#### RECORDS SHOWN ####

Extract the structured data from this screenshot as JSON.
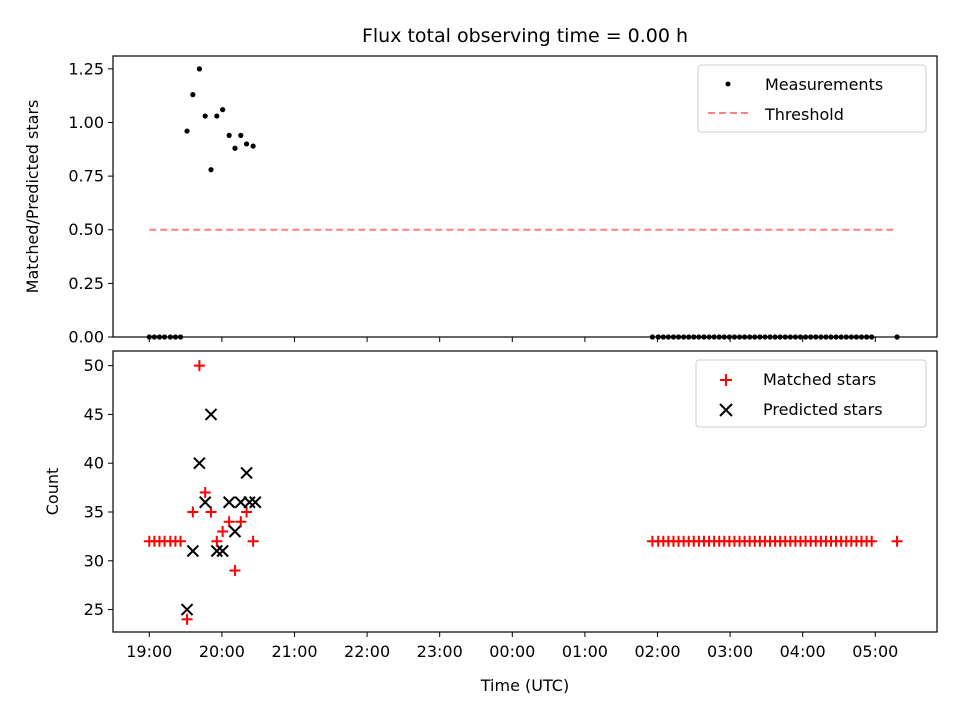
{
  "chart_data": {
    "type": "scatter",
    "title": "Flux total observing time = 0.00 h",
    "xlabel": "Time (UTC)",
    "x_unit": "hours since 19:00 UTC",
    "xlim": [
      -0.5,
      10.85
    ],
    "x_ticks": [
      {
        "value": 0,
        "label": "19:00"
      },
      {
        "value": 1,
        "label": "20:00"
      },
      {
        "value": 2,
        "label": "21:00"
      },
      {
        "value": 3,
        "label": "22:00"
      },
      {
        "value": 4,
        "label": "23:00"
      },
      {
        "value": 5,
        "label": "00:00"
      },
      {
        "value": 6,
        "label": "01:00"
      },
      {
        "value": 7,
        "label": "02:00"
      },
      {
        "value": 8,
        "label": "03:00"
      },
      {
        "value": 9,
        "label": "04:00"
      },
      {
        "value": 10,
        "label": "05:00"
      }
    ],
    "top": {
      "ylabel": "Matched/Predicted stars",
      "ylim": [
        0,
        1.31
      ],
      "y_ticks": [
        {
          "value": 0,
          "label": "0.00"
        },
        {
          "value": 0.25,
          "label": "0.25"
        },
        {
          "value": 0.5,
          "label": "0.50"
        },
        {
          "value": 0.75,
          "label": "0.75"
        },
        {
          "value": 1.0,
          "label": "1.00"
        },
        {
          "value": 1.25,
          "label": "1.25"
        }
      ],
      "legend_position": "top-right",
      "series": [
        {
          "name": "Measurements",
          "kind": "points",
          "color": "#000000",
          "points": [
            [
              0.0,
              0.0
            ],
            [
              0.07,
              0.0
            ],
            [
              0.14,
              0.0
            ],
            [
              0.21,
              0.0
            ],
            [
              0.29,
              0.0
            ],
            [
              0.36,
              0.0
            ],
            [
              0.43,
              0.0
            ],
            [
              0.52,
              0.96
            ],
            [
              0.6,
              1.13
            ],
            [
              0.69,
              1.25
            ],
            [
              0.77,
              1.03
            ],
            [
              0.85,
              0.78
            ],
            [
              0.93,
              1.03
            ],
            [
              1.01,
              1.06
            ],
            [
              1.1,
              0.94
            ],
            [
              1.18,
              0.88
            ],
            [
              1.26,
              0.94
            ],
            [
              1.34,
              0.9
            ],
            [
              1.43,
              0.89
            ],
            [
              6.93,
              0.0
            ],
            [
              7.01,
              0.0
            ],
            [
              7.08,
              0.0
            ],
            [
              7.15,
              0.0
            ],
            [
              7.22,
              0.0
            ],
            [
              7.29,
              0.0
            ],
            [
              7.36,
              0.0
            ],
            [
              7.43,
              0.0
            ],
            [
              7.5,
              0.0
            ],
            [
              7.57,
              0.0
            ],
            [
              7.64,
              0.0
            ],
            [
              7.71,
              0.0
            ],
            [
              7.78,
              0.0
            ],
            [
              7.85,
              0.0
            ],
            [
              7.92,
              0.0
            ],
            [
              7.99,
              0.0
            ],
            [
              8.06,
              0.0
            ],
            [
              8.13,
              0.0
            ],
            [
              8.2,
              0.0
            ],
            [
              8.27,
              0.0
            ],
            [
              8.34,
              0.0
            ],
            [
              8.41,
              0.0
            ],
            [
              8.48,
              0.0
            ],
            [
              8.55,
              0.0
            ],
            [
              8.62,
              0.0
            ],
            [
              8.69,
              0.0
            ],
            [
              8.76,
              0.0
            ],
            [
              8.83,
              0.0
            ],
            [
              8.9,
              0.0
            ],
            [
              8.97,
              0.0
            ],
            [
              9.04,
              0.0
            ],
            [
              9.11,
              0.0
            ],
            [
              9.18,
              0.0
            ],
            [
              9.25,
              0.0
            ],
            [
              9.32,
              0.0
            ],
            [
              9.39,
              0.0
            ],
            [
              9.46,
              0.0
            ],
            [
              9.53,
              0.0
            ],
            [
              9.6,
              0.0
            ],
            [
              9.67,
              0.0
            ],
            [
              9.74,
              0.0
            ],
            [
              9.81,
              0.0
            ],
            [
              9.88,
              0.0
            ],
            [
              9.95,
              0.0
            ],
            [
              10.3,
              0.0
            ]
          ]
        },
        {
          "name": "Threshold",
          "kind": "dashed-line",
          "color": "#ff8080",
          "points": [
            [
              0.0,
              0.5
            ],
            [
              10.3,
              0.5
            ]
          ]
        }
      ]
    },
    "bottom": {
      "ylabel": "Count",
      "ylim": [
        22.7,
        51.5
      ],
      "y_ticks": [
        {
          "value": 25,
          "label": "25"
        },
        {
          "value": 30,
          "label": "30"
        },
        {
          "value": 35,
          "label": "35"
        },
        {
          "value": 40,
          "label": "40"
        },
        {
          "value": 45,
          "label": "45"
        },
        {
          "value": 50,
          "label": "50"
        }
      ],
      "legend_position": "top-right",
      "series": [
        {
          "name": "Matched stars",
          "kind": "plus",
          "color": "#ff0000",
          "points": [
            [
              0.0,
              32
            ],
            [
              0.07,
              32
            ],
            [
              0.14,
              32
            ],
            [
              0.21,
              32
            ],
            [
              0.29,
              32
            ],
            [
              0.36,
              32
            ],
            [
              0.43,
              32
            ],
            [
              0.52,
              24
            ],
            [
              0.6,
              35
            ],
            [
              0.69,
              50
            ],
            [
              0.77,
              37
            ],
            [
              0.85,
              35
            ],
            [
              0.93,
              32
            ],
            [
              1.01,
              33
            ],
            [
              1.1,
              34
            ],
            [
              1.18,
              29
            ],
            [
              1.26,
              34
            ],
            [
              1.34,
              35
            ],
            [
              1.43,
              32
            ],
            [
              6.93,
              32
            ],
            [
              7.01,
              32
            ],
            [
              7.08,
              32
            ],
            [
              7.15,
              32
            ],
            [
              7.22,
              32
            ],
            [
              7.29,
              32
            ],
            [
              7.36,
              32
            ],
            [
              7.43,
              32
            ],
            [
              7.5,
              32
            ],
            [
              7.57,
              32
            ],
            [
              7.64,
              32
            ],
            [
              7.71,
              32
            ],
            [
              7.78,
              32
            ],
            [
              7.85,
              32
            ],
            [
              7.92,
              32
            ],
            [
              7.99,
              32
            ],
            [
              8.06,
              32
            ],
            [
              8.13,
              32
            ],
            [
              8.2,
              32
            ],
            [
              8.27,
              32
            ],
            [
              8.34,
              32
            ],
            [
              8.41,
              32
            ],
            [
              8.48,
              32
            ],
            [
              8.55,
              32
            ],
            [
              8.62,
              32
            ],
            [
              8.69,
              32
            ],
            [
              8.76,
              32
            ],
            [
              8.83,
              32
            ],
            [
              8.9,
              32
            ],
            [
              8.97,
              32
            ],
            [
              9.04,
              32
            ],
            [
              9.11,
              32
            ],
            [
              9.18,
              32
            ],
            [
              9.25,
              32
            ],
            [
              9.32,
              32
            ],
            [
              9.39,
              32
            ],
            [
              9.46,
              32
            ],
            [
              9.53,
              32
            ],
            [
              9.6,
              32
            ],
            [
              9.67,
              32
            ],
            [
              9.74,
              32
            ],
            [
              9.81,
              32
            ],
            [
              9.88,
              32
            ],
            [
              9.95,
              32
            ],
            [
              10.3,
              32
            ]
          ]
        },
        {
          "name": "Predicted stars",
          "kind": "cross",
          "color": "#000000",
          "points": [
            [
              0.52,
              25
            ],
            [
              0.6,
              31
            ],
            [
              0.69,
              40
            ],
            [
              0.77,
              36
            ],
            [
              0.85,
              45
            ],
            [
              0.93,
              31
            ],
            [
              1.01,
              31
            ],
            [
              1.1,
              36
            ],
            [
              1.18,
              33
            ],
            [
              1.26,
              36
            ],
            [
              1.34,
              39
            ],
            [
              1.38,
              36
            ],
            [
              1.46,
              36
            ]
          ]
        }
      ]
    }
  }
}
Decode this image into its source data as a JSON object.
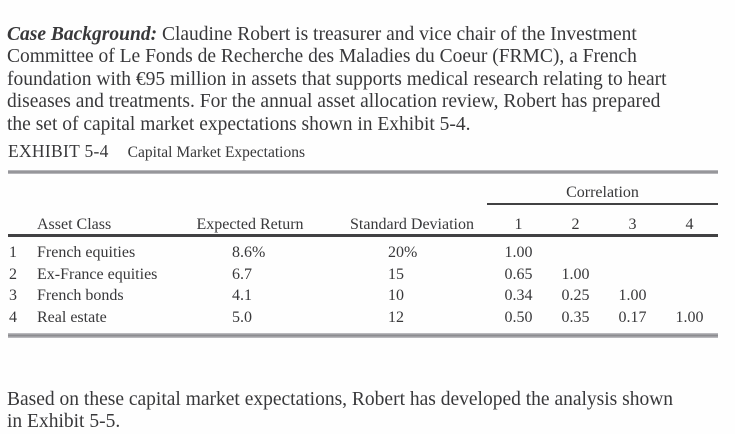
{
  "intro": {
    "lead": "Case Background:",
    "text": " Claudine Robert is treasurer and vice chair of the Investment\nCommittee of Le Fonds de Recherche des Maladies du Coeur (FRMC), a French\nfoundation with €95 million in assets that supports medical research relating to heart\ndiseases and treatments. For the annual asset allocation review, Robert has prepared\nthe set of capital market expectations shown in Exhibit 5-4."
  },
  "exhibit": {
    "label": "EXHIBIT 5-4",
    "title": "Capital Market Expectations"
  },
  "table": {
    "correlation_header": "Correlation",
    "columns": {
      "asset_class": "Asset Class",
      "expected_return": "Expected Return",
      "standard_deviation": "Standard Deviation",
      "corr": [
        "1",
        "2",
        "3",
        "4"
      ]
    },
    "rows": [
      {
        "num": "1",
        "asset": "French equities",
        "expected_return": "8.6%",
        "standard_deviation": "20%",
        "corr": [
          "1.00",
          "",
          "",
          ""
        ]
      },
      {
        "num": "2",
        "asset": "Ex-France equities",
        "expected_return": "6.7",
        "standard_deviation": "15",
        "corr": [
          "0.65",
          "1.00",
          "",
          ""
        ]
      },
      {
        "num": "3",
        "asset": "French bonds",
        "expected_return": "4.1",
        "standard_deviation": "10",
        "corr": [
          "0.34",
          "0.25",
          "1.00",
          ""
        ]
      },
      {
        "num": "4",
        "asset": "Real estate",
        "expected_return": "5.0",
        "standard_deviation": "12",
        "corr": [
          "0.50",
          "0.35",
          "0.17",
          "1.00"
        ]
      }
    ]
  },
  "outro": {
    "text": "Based on these capital market expectations, Robert has developed the analysis shown\nin Exhibit 5-5."
  },
  "colors": {
    "text": "#38383a",
    "rule_gray": "#9a9a9e",
    "rule_dark": "#414143",
    "background": "#fefefe"
  }
}
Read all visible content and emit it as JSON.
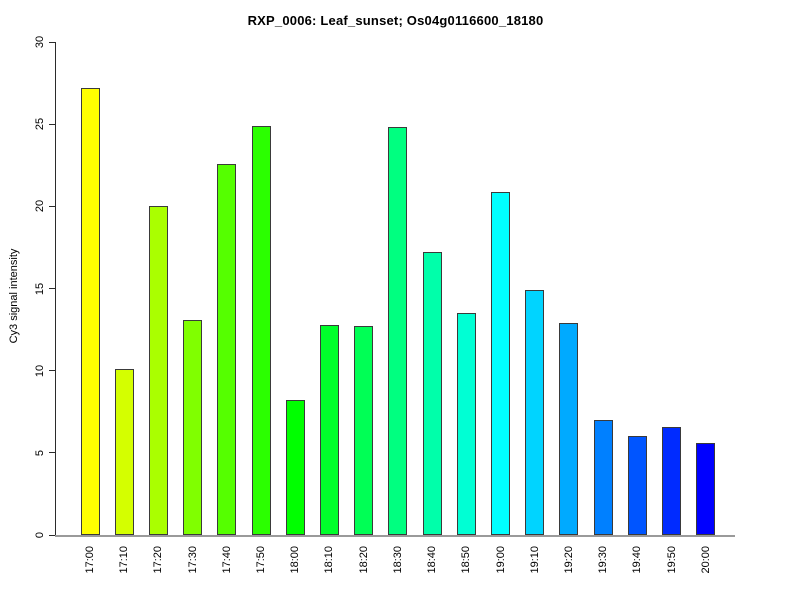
{
  "figure": {
    "background": "#FFFFFF",
    "text_color": "#000000"
  },
  "chart_data": {
    "type": "bar",
    "title": "RXP_0006: Leaf_sunset; Os04g0116600_18180",
    "xlabel": "",
    "ylabel": "Cy3 signal intensity",
    "categories": [
      "17:00",
      "17:10",
      "17:20",
      "17:30",
      "17:40",
      "17:50",
      "18:00",
      "18:10",
      "18:20",
      "18:30",
      "18:40",
      "18:50",
      "19:00",
      "19:10",
      "19:20",
      "19:30",
      "19:40",
      "19:50",
      "20:00"
    ],
    "values": [
      27.2,
      10.1,
      20.0,
      13.1,
      22.6,
      24.9,
      8.2,
      12.8,
      12.7,
      24.8,
      17.2,
      13.5,
      20.9,
      14.9,
      12.9,
      7.0,
      6.0,
      6.6,
      5.6
    ],
    "bar_colors": [
      "#FFFF00",
      "#D4FF00",
      "#AAFF00",
      "#80FF00",
      "#55FF00",
      "#2BFF00",
      "#00FF00",
      "#00FF2B",
      "#00FF55",
      "#00FF80",
      "#00FFAA",
      "#00FFD4",
      "#00FFFF",
      "#00D4FF",
      "#00AAFF",
      "#0080FF",
      "#0055FF",
      "#002BFF",
      "#0000FF"
    ],
    "ylim": [
      0,
      30
    ],
    "yticks": [
      0,
      5,
      10,
      15,
      20,
      25,
      30
    ],
    "grid": false,
    "legend_position": "none",
    "x_tick_label_rotation": -90,
    "y_tick_label_rotation": -90,
    "bar_border_color": "#3a3a3a",
    "y_axis_color": "#2b2b2b",
    "baseline_color": "#9a9a9a"
  }
}
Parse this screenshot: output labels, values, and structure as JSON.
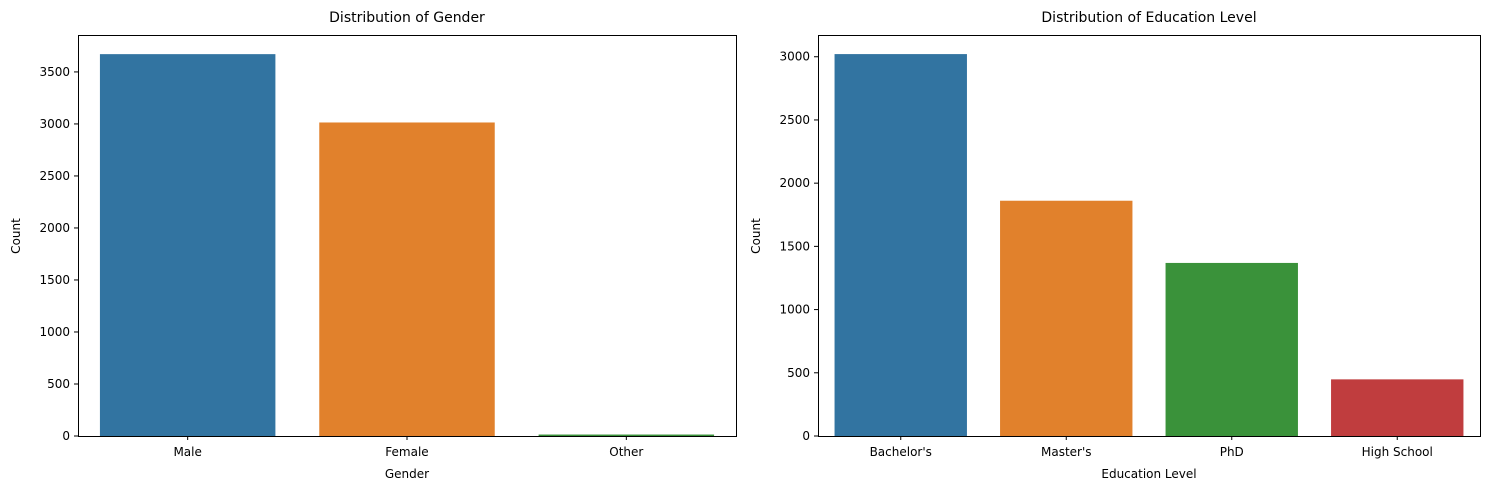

####

SHORT EXERCISE: Skip the pictures and write out exactly the lines from the line containing "Read all visible content and emit it as JSON." through the end of the listing above.

TASK RESPONSE:
Read all visible content and emit it as JSON.
{
  "figure": {
    "background": "#FFFFFF",
    "text_color": "#000000"
  },
  "chart_data": {
    "type": "bar",
    "title": "RXP_0006: Leaf_sunset; Os04g0116600_18180",
    "xlabel": "",
    "ylabel": "Cy3 signal intensity",
    "categories": [
      "17:00",
      "17:10",
      "17:20",
      "17:30",
      "17:40",
      "17:50",
      "18:00",
      "18:10",
      "18:20",
      "18:30",
      "18:40",
      "18:50",
      "19:00",
      "19:10",
      "19:20",
      "19:30",
      "19:40",
      "19:50",
      "20:00"
    ],
    "values": [
      27.2,
      10.1,
      20.0,
      13.1,
      22.6,
      24.9,
      8.2,
      12.8,
      12.7,
      24.8,
      17.2,
      13.5,
      20.9,
      14.9,
      12.9,
      7.0,
      6.0,
      6.6,
      5.6
    ],
    "bar_colors": [
      "#FFFF00",
      "#D4FF00",
      "#AAFF00",
      "#80FF00",
      "#55FF00",
      "#2BFF00",
      "#00FF00",
      "#00FF2B",
      "#00FF55",
      "#00FF80",
      "#00FFAA",
      "#00FFD4",
      "#00FFFF",
      "#00D4FF",
      "#00AAFF",
      "#0080FF",
      "#0055FF",
      "#002BFF",
      "#0000FF"
    ],
    "ylim": [
      0,
      30
    ],
    "yticks": [
      0,
      5,
      10,
      15,
      20,
      25,
      30
    ],
    "grid": false,
    "legend_position": "none",
    "x_tick_label_rotation": -90,
    "y_tick_label_rotation": -90,
    "bar_border_color": "#3a3a3a",
    "y_axis_color": "#2b2b2b",
    "baseline_color": "#9a9a9a"
  }
}
Parse this screenshot: output labels, values, and structure as JSON.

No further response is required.